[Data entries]
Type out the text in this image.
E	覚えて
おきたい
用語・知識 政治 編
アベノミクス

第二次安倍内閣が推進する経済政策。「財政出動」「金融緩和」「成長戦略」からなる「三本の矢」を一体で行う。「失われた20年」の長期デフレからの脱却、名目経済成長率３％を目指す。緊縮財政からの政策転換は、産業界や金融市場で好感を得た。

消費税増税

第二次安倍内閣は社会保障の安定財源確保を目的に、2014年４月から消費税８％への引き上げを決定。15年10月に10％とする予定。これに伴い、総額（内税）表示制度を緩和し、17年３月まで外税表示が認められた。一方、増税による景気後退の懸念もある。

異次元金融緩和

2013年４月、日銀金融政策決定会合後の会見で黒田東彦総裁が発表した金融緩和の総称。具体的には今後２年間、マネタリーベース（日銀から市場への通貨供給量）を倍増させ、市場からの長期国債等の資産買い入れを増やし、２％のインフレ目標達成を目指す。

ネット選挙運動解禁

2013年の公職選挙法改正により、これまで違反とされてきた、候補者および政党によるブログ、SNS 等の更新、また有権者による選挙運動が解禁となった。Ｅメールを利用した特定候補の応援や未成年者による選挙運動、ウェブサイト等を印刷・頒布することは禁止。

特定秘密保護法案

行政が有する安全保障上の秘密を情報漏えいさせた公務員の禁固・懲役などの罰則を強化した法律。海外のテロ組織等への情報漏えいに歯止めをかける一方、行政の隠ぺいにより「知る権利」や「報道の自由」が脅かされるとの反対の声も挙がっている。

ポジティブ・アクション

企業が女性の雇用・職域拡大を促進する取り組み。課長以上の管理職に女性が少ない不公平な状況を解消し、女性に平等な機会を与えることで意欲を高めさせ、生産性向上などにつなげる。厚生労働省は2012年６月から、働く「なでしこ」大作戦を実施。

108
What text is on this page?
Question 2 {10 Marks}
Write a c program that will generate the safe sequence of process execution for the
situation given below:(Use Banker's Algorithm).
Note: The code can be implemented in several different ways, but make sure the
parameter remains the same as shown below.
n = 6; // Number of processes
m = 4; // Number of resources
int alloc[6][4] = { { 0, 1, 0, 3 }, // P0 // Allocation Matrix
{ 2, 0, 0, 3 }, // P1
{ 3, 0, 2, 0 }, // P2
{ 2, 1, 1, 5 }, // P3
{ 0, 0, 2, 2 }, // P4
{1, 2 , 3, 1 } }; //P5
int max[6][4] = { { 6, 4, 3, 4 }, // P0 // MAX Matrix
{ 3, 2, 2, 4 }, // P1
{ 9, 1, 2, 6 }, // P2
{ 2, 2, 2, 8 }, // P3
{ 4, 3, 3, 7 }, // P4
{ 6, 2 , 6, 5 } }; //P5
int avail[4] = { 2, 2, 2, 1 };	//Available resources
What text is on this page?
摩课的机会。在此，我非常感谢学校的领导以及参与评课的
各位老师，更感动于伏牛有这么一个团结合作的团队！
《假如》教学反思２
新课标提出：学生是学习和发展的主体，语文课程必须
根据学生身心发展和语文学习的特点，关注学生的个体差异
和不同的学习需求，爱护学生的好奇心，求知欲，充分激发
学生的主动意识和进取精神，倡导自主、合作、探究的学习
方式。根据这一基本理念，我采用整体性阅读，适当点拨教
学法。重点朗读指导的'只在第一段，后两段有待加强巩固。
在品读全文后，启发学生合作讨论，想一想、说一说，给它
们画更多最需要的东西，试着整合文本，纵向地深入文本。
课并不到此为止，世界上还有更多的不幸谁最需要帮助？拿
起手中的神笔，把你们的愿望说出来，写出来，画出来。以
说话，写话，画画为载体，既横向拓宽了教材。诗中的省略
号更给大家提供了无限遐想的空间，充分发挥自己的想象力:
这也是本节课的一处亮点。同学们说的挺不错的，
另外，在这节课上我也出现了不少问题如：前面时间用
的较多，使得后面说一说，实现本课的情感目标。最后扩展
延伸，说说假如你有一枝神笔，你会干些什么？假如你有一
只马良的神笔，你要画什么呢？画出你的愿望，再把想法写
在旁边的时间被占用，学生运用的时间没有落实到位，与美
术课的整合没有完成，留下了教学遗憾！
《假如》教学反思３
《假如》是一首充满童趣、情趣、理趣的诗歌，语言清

- _The problem_: Using the data above, copy each line that contains "below".

- _Exercise result_:
situation given below:(Use Banker's Algorithm).
parameter remains the same as shown below.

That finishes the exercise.